Given records =
<<<<
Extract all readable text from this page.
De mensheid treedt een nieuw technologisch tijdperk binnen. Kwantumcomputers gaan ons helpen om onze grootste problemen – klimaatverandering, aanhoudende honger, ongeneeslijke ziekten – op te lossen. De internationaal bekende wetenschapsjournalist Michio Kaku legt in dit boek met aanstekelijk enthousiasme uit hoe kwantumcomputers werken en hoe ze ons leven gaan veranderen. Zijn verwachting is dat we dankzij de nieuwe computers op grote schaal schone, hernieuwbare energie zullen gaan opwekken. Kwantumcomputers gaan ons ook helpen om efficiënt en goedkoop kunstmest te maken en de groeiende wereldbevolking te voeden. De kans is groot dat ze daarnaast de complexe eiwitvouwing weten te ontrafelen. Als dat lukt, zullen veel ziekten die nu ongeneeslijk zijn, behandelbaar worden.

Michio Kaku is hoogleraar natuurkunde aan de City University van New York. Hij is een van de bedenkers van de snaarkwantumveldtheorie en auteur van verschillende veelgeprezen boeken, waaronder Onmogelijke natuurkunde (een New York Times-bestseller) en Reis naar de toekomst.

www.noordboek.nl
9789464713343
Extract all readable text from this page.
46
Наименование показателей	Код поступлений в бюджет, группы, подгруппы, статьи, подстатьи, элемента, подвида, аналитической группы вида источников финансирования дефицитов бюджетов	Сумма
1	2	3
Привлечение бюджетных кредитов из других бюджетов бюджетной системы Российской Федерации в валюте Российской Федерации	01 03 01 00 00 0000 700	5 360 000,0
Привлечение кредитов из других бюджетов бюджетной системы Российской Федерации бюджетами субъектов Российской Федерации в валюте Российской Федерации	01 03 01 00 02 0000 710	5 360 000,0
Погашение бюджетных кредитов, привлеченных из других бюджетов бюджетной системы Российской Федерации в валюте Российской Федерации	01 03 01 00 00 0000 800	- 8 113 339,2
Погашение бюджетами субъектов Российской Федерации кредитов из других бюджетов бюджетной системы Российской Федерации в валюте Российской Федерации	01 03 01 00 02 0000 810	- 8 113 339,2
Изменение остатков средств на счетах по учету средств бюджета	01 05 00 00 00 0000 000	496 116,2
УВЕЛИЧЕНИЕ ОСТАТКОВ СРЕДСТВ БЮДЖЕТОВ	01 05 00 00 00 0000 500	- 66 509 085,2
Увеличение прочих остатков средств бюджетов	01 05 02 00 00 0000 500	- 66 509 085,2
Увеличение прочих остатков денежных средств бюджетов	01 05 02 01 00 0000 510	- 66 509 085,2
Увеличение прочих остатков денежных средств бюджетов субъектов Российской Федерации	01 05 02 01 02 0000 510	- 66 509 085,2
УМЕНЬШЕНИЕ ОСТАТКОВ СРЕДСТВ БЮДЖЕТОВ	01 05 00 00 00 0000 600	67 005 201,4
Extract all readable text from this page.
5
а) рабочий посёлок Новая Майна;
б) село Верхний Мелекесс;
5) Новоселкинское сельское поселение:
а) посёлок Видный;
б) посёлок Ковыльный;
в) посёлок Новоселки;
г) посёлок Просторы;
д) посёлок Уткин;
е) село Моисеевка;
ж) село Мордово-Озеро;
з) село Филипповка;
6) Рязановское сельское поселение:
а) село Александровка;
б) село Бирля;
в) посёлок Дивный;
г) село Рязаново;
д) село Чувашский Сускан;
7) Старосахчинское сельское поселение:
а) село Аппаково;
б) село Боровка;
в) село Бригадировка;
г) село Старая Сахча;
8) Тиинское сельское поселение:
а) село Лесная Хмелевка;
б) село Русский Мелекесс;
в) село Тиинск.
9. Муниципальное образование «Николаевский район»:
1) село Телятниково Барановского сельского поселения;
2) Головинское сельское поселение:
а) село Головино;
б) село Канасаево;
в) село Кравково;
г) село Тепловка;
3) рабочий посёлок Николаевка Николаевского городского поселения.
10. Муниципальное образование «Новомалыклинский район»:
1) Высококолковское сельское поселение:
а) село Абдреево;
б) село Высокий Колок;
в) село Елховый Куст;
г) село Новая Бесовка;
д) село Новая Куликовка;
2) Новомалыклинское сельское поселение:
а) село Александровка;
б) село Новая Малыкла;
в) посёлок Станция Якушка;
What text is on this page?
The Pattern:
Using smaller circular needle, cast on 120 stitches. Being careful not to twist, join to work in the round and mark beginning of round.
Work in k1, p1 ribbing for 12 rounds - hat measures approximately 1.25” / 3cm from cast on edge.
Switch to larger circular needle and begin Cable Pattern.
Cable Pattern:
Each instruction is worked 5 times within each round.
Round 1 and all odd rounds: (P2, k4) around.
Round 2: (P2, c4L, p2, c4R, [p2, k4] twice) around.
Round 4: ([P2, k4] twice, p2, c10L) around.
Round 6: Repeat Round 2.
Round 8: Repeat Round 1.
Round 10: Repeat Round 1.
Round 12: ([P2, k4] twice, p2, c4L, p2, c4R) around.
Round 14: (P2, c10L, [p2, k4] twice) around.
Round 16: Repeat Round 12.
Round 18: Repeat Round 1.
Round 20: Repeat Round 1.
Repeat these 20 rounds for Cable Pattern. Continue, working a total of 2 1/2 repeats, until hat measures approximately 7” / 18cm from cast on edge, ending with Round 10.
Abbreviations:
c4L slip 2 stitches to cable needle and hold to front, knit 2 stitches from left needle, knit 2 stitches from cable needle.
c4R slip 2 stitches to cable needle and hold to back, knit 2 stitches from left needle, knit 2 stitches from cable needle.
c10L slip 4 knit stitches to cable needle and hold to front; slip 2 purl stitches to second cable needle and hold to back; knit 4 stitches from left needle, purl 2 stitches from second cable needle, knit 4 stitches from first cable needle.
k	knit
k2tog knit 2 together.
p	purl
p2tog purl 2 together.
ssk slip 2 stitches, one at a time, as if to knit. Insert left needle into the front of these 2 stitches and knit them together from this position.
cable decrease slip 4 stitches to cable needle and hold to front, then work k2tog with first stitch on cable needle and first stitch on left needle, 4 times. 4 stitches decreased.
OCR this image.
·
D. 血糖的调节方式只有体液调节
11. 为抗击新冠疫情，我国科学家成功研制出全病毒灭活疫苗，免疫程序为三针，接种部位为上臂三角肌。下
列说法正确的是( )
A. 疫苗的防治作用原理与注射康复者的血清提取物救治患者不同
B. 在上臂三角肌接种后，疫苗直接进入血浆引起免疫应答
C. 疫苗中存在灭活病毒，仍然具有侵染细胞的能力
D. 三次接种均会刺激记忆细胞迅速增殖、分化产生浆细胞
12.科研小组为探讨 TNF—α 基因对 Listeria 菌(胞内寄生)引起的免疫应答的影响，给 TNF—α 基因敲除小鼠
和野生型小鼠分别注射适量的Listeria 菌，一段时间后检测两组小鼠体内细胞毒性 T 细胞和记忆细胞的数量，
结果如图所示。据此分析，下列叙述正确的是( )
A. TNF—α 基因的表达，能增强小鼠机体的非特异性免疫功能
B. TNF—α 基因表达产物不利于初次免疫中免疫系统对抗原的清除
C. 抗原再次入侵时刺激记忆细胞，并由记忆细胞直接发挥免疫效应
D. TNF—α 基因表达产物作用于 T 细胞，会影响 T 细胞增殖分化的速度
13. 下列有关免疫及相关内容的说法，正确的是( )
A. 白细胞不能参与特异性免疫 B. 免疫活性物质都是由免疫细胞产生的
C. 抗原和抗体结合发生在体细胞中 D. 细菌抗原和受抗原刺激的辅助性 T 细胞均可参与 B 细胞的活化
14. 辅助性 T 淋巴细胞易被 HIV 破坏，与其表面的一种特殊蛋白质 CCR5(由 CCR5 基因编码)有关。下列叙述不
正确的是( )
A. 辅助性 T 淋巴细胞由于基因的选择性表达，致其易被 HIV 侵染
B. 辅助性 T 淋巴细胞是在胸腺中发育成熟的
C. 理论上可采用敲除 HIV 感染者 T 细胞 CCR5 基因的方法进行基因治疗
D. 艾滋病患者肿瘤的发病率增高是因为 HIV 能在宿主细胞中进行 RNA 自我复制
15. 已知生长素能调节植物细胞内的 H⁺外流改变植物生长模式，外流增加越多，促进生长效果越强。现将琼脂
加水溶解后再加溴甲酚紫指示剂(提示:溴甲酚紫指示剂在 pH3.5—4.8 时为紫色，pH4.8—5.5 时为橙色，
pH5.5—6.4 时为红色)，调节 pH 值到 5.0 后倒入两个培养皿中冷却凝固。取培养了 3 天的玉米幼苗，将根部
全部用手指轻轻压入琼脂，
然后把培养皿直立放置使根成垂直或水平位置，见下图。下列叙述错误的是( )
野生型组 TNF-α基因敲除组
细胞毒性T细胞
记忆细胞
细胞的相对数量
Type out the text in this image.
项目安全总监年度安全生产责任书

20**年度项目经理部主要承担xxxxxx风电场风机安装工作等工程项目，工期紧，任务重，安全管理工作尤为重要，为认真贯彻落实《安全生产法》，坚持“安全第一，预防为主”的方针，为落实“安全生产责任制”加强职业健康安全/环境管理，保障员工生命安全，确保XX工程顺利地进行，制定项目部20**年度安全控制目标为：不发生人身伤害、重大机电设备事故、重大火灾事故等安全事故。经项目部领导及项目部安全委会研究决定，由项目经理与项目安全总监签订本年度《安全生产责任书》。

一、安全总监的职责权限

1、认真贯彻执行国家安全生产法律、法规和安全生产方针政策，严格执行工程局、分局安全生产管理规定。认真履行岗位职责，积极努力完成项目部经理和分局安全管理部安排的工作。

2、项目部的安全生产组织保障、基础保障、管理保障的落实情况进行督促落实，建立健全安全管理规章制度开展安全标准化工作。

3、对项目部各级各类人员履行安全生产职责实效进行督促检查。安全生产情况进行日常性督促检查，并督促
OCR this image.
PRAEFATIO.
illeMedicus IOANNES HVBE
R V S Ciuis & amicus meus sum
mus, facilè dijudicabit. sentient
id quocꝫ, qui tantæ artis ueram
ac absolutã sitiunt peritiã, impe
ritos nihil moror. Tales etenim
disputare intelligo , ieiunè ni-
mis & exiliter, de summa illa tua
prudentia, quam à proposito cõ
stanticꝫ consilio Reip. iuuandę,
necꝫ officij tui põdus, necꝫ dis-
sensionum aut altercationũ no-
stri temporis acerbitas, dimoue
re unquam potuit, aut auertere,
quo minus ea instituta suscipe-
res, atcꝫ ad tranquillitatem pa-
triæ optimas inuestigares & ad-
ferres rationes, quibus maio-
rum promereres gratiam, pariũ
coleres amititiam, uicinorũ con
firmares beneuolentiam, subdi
>>>>
The exercise =
Search the lines for the string "cast" and copy every line that has it.

Reply to the task =
Using smaller circular needle, cast on 120 stitches. Being careful not to twist, join to work in the round and mark beginning of round.
Work in k1, p1 ribbing for 12 rounds - hat measures approximately 1.25” / 3cm from cast on edge.
Repeat these 20 rounds for Cable Pattern. Continue, working a total of 2 1/2 repeats, until hat measures approximately 7” / 18cm from cast on edge, ending with Round 10.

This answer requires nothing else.